Stated problem:
Listed below are entries; give the number of lines among them that include "Magnitude", and only that number.

Provided data:
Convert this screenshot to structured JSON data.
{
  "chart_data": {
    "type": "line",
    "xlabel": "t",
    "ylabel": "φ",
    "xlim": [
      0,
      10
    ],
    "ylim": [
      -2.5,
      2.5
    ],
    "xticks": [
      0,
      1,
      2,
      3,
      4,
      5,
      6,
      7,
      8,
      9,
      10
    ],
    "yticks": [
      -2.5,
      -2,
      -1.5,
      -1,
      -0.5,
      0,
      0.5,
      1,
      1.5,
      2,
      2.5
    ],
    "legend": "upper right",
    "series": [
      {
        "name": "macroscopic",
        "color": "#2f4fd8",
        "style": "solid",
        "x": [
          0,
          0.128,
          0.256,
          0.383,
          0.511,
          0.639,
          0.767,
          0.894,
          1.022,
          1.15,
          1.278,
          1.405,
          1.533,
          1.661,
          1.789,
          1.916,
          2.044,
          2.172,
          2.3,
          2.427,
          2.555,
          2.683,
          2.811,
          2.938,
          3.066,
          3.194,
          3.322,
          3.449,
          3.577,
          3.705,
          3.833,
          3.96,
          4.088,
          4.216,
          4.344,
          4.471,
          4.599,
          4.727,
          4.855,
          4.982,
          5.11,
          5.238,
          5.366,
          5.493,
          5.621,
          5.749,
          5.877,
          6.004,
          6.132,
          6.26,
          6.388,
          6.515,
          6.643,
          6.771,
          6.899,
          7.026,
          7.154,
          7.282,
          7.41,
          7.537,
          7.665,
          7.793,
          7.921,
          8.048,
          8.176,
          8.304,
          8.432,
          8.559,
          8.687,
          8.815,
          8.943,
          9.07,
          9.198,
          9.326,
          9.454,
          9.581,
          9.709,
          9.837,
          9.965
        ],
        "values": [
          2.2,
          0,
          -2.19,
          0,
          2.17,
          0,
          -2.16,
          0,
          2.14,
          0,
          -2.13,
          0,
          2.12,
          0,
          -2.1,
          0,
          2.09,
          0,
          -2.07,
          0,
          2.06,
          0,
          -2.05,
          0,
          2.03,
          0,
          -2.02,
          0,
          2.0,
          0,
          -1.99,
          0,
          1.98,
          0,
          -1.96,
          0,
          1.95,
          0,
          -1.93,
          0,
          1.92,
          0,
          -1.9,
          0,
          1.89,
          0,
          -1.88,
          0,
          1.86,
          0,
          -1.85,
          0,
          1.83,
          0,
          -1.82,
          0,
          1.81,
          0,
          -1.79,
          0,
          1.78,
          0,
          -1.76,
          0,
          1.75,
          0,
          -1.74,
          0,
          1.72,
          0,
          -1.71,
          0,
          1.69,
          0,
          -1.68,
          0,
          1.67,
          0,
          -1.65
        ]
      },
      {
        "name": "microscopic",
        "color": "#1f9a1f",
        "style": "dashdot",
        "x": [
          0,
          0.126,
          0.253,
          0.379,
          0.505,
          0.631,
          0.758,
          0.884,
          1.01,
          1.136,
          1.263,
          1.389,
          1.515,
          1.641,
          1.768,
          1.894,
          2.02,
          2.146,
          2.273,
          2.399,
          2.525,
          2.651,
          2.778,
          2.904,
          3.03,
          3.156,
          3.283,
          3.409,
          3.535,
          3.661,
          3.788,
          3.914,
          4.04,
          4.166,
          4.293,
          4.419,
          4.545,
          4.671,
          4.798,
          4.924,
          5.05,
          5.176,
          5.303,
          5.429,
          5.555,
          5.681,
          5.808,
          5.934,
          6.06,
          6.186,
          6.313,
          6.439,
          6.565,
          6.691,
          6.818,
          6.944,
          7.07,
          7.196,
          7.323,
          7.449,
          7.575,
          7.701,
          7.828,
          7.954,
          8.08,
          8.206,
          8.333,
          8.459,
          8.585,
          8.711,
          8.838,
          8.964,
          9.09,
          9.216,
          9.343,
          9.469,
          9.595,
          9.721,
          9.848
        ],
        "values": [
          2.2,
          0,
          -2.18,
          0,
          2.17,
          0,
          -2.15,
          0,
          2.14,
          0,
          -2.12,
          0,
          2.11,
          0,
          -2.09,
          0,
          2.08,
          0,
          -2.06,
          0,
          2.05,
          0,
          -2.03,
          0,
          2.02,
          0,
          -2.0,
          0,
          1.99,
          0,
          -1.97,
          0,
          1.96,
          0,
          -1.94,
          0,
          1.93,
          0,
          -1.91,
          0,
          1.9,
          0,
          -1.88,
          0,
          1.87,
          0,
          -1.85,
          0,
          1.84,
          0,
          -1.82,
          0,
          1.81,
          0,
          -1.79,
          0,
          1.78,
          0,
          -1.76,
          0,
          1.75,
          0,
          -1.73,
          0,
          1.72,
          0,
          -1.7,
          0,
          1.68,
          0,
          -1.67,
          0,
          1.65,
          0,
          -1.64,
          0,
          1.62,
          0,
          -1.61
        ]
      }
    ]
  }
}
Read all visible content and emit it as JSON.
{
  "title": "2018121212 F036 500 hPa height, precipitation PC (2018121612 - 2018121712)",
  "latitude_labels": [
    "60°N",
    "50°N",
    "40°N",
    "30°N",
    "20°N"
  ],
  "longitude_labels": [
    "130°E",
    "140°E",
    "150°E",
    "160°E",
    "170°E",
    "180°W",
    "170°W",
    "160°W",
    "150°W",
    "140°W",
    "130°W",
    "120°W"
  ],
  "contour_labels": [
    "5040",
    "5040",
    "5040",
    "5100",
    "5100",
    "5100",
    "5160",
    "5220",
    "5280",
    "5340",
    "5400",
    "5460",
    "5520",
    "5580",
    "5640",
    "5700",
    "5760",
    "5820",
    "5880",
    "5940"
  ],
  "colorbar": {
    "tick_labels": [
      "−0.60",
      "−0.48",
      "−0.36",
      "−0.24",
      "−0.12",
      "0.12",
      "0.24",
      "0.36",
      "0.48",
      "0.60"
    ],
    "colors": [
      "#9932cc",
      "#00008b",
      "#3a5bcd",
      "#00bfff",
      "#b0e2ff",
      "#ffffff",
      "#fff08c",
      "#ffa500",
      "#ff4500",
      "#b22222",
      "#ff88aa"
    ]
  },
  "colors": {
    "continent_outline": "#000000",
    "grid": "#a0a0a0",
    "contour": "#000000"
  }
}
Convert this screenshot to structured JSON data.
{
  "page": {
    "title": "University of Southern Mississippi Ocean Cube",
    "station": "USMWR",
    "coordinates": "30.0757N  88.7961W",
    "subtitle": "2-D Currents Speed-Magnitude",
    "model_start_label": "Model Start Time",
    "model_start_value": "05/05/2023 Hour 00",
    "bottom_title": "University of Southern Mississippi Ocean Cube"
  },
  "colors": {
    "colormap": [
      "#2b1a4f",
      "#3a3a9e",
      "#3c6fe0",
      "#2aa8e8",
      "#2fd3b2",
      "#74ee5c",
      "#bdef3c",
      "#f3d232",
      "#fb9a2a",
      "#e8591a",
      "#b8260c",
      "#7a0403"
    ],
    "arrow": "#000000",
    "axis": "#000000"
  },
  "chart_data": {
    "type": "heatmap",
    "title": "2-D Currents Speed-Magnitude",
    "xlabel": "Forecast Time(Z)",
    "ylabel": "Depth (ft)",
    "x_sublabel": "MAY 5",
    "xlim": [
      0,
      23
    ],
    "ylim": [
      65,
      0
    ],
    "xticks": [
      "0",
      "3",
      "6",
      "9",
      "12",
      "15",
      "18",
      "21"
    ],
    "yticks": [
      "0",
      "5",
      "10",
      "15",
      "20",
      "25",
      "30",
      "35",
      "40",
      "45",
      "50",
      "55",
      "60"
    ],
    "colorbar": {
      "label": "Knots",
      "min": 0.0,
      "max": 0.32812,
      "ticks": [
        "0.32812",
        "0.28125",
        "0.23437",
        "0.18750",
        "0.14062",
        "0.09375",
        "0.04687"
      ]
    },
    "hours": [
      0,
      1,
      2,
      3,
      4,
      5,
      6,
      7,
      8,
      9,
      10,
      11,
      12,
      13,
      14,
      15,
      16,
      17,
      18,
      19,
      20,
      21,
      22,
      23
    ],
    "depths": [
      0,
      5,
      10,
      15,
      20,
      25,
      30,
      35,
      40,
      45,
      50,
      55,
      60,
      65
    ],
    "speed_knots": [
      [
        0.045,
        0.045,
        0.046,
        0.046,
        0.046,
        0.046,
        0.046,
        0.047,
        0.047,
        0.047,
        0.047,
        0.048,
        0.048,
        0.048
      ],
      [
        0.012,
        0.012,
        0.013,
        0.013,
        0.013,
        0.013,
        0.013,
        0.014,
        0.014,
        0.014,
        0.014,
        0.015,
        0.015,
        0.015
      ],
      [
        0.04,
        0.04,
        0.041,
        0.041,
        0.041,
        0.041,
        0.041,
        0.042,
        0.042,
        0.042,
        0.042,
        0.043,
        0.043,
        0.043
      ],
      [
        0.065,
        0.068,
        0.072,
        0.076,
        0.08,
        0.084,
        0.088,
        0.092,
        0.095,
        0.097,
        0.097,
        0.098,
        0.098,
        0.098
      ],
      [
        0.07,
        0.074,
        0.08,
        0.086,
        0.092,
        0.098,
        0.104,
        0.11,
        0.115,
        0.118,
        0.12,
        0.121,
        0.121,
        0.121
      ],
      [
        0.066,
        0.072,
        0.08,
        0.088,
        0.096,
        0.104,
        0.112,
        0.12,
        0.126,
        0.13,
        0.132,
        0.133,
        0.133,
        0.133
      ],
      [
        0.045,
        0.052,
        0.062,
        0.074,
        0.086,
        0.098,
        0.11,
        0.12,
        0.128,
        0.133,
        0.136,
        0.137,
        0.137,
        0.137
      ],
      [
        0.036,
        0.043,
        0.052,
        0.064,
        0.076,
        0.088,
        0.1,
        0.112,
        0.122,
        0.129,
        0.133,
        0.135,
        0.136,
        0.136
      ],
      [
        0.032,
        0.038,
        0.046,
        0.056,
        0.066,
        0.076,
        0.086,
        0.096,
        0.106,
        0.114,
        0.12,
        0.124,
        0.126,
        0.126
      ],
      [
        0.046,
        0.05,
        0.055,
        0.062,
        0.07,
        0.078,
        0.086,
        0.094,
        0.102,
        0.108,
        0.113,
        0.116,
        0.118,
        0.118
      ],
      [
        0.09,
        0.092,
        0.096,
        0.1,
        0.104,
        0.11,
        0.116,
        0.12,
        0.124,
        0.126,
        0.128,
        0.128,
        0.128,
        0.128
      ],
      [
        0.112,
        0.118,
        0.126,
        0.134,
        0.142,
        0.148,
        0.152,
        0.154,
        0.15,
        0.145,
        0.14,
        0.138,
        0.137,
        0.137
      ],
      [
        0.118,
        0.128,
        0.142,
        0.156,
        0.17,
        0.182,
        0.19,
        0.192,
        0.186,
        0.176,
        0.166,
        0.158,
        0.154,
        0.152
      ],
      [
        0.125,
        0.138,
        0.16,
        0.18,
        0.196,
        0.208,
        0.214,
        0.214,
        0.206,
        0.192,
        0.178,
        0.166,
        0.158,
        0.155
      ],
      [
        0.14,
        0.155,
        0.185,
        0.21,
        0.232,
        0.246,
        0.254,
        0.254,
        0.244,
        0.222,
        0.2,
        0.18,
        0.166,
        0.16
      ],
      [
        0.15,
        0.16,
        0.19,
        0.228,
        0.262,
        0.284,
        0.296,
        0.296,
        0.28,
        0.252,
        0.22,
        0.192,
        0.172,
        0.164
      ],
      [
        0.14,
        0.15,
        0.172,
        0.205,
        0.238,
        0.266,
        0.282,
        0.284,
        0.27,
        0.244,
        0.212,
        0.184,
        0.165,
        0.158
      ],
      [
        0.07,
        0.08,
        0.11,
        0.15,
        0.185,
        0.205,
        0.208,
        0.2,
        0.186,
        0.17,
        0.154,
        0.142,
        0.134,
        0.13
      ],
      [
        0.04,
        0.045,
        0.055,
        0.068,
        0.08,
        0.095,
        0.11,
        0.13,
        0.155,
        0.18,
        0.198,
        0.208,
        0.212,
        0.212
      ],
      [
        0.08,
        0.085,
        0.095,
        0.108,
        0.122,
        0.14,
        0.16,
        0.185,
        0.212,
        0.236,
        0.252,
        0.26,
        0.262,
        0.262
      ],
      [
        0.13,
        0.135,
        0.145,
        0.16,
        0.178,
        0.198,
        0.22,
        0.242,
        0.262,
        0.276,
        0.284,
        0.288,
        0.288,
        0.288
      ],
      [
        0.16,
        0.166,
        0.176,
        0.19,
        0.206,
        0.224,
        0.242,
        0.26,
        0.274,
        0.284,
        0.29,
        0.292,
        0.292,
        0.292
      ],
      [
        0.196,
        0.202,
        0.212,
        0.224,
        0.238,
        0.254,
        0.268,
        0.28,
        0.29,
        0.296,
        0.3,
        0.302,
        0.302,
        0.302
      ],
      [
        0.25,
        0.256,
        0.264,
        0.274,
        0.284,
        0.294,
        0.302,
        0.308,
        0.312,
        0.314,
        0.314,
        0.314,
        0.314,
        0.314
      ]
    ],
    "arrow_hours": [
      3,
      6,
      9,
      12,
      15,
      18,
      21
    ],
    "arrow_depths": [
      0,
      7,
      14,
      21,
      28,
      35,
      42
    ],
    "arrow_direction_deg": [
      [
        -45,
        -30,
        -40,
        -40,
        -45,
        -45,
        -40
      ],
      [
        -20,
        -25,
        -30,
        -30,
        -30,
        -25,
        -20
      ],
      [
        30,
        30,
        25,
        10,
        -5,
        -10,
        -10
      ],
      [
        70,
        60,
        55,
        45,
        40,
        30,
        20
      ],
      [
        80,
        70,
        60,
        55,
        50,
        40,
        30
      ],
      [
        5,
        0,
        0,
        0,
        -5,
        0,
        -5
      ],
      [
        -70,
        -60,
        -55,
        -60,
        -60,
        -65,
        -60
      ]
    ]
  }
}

Solution for this task:
2